Your objective.
Every entry below must be repeated exactly; skip the pictures.

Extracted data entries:
>>>>
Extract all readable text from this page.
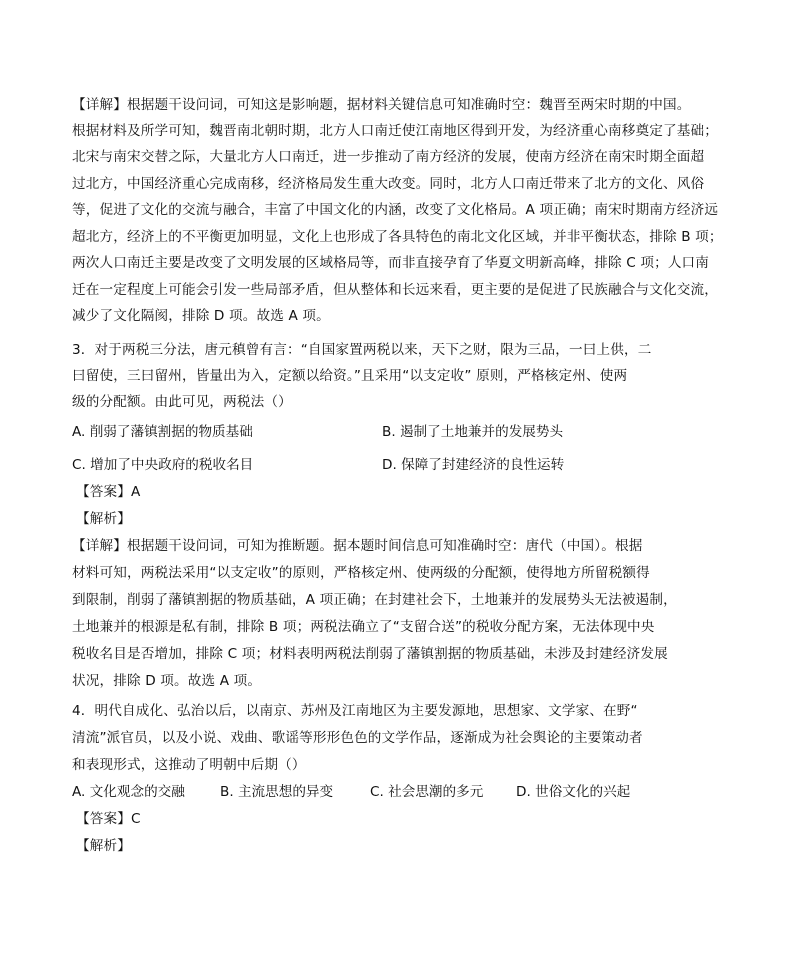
【详解】根据题干设问词，可知这是影响题，据材料关键信息可知准确时空：魏晋至两宋时期的中国。
根据材料及所学可知，魏晋南北朝时期，北方人口南迁使江南地区得到开发，为经济重心南移奠定了基础；
北宋与南宋交替之际，大量北方人口南迁，进一步推动了南方经济的发展，使南方经济在南宋时期全面超
过北方，中国经济重心完成南移，经济格局发生重大改变。同时，北方人口南迁带来了北方的文化、风俗
等，促进了文化的交流与融合，丰富了中国文化的内涵，改变了文化格局。A 项正确；南宋时期南方经济远
超北方，经济上的不平衡更加明显，文化上也形成了各具特色的南北文化区域，并非平衡状态，排除 B 项；
两次人口南迁主要是改变了文明发展的区域格局等，而非直接孕育了华夏文明新高峰，排除 C 项；人口南
迁在一定程度上可能会引发一些局部矛盾，但从整体和长远来看，更主要的是促进了民族融合与文化交流，
减少了文化隔阂，排除 D 项。故选 A 项。
3．对于两税三分法，唐元稹曾有言：“自国家置两税以来，天下之财，限为三品，一曰上供，二
曰留使，三曰留州，皆量出为入，定额以给资。”且采用“以支定收” 原则，严格核定州、使两
级的分配额。由此可见，两税法（）
A. 削弱了藩镇割据的物质基础	B. 遏制了土地兼并的发展势头
C. 增加了中央政府的税收名目	D. 保障了封建经济的良性运转
【答案】A
【解析】
【详解】根据题干设问词，可知为推断题。据本题时间信息可知准确时空：唐代（中国）。根据
材料可知，两税法采用“以支定收”的原则，严格核定州、使两级的分配额，使得地方所留税额得
到限制，削弱了藩镇割据的物质基础，A 项正确；在封建社会下，土地兼并的发展势头无法被遏制，
土地兼并的根源是私有制，排除 B 项；两税法确立了“支留合送”的税收分配方案，无法体现中央
税收名目是否增加，排除 C 项；材料表明两税法削弱了藩镇割据的物质基础，未涉及封建经济发展
状况，排除 D 项。故选 A 项。
4．明代自成化、弘治以后，以南京、苏州及江南地区为主要发源地，思想家、文学家、在野“
清流”派官员，以及小说、戏曲、歌谣等形形色色的文学作品，逐渐成为社会舆论的主要策动者
和表现形式，这推动了明朝中后期（）
A. 文化观念的交融	B. 主流思想的异变	C. 社会思潮的多元 D. 世俗文化的兴起
【答案】C
【解析】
<<<<
Written answer.
Extract all readable text from this page.
【详解】根据题干设问词，可知这是影响题，据材料关键信息可知准确时空：魏晋至两宋时期的中国。
根据材料及所学可知，魏晋南北朝时期，北方人口南迁使江南地区得到开发，为经济重心南移奠定了基础；
北宋与南宋交替之际，大量北方人口南迁，进一步推动了南方经济的发展，使南方经济在南宋时期全面超
过北方，中国经济重心完成南移，经济格局发生重大改变。同时，北方人口南迁带来了北方的文化、风俗
等，促进了文化的交流与融合，丰富了中国文化的内涵，改变了文化格局。A 项正确；南宋时期南方经济远
超北方，经济上的不平衡更加明显，文化上也形成了各具特色的南北文化区域，并非平衡状态，排除 B 项；
两次人口南迁主要是改变了文明发展的区域格局等，而非直接孕育了华夏文明新高峰，排除 C 项；人口南
迁在一定程度上可能会引发一些局部矛盾，但从整体和长远来看，更主要的是促进了民族融合与文化交流，
减少了文化隔阂，排除 D 项。故选 A 项。
3．对于两税三分法，唐元稹曾有言：“自国家置两税以来，天下之财，限为三品，一曰上供，二
曰留使，三曰留州，皆量出为入，定额以给资。”且采用“以支定收” 原则，严格核定州、使两
级的分配额。由此可见，两税法（）
A. 削弱了藩镇割据的物质基础	B. 遏制了土地兼并的发展势头
C. 增加了中央政府的税收名目	D. 保障了封建经济的良性运转
【答案】A
【解析】
【详解】根据题干设问词，可知为推断题。据本题时间信息可知准确时空：唐代（中国）。根据
材料可知，两税法采用“以支定收”的原则，严格核定州、使两级的分配额，使得地方所留税额得
到限制，削弱了藩镇割据的物质基础，A 项正确；在封建社会下，土地兼并的发展势头无法被遏制，
土地兼并的根源是私有制，排除 B 项；两税法确立了“支留合送”的税收分配方案，无法体现中央
税收名目是否增加，排除 C 项；材料表明两税法削弱了藩镇割据的物质基础，未涉及封建经济发展
状况，排除 D 项。故选 A 项。
4．明代自成化、弘治以后，以南京、苏州及江南地区为主要发源地，思想家、文学家、在野“
清流”派官员，以及小说、戏曲、歌谣等形形色色的文学作品，逐渐成为社会舆论的主要策动者
和表现形式，这推动了明朝中后期（）
A. 文化观念的交融	B. 主流思想的异变	C. 社会思潮的多元 D. 世俗文化的兴起
【答案】C
【解析】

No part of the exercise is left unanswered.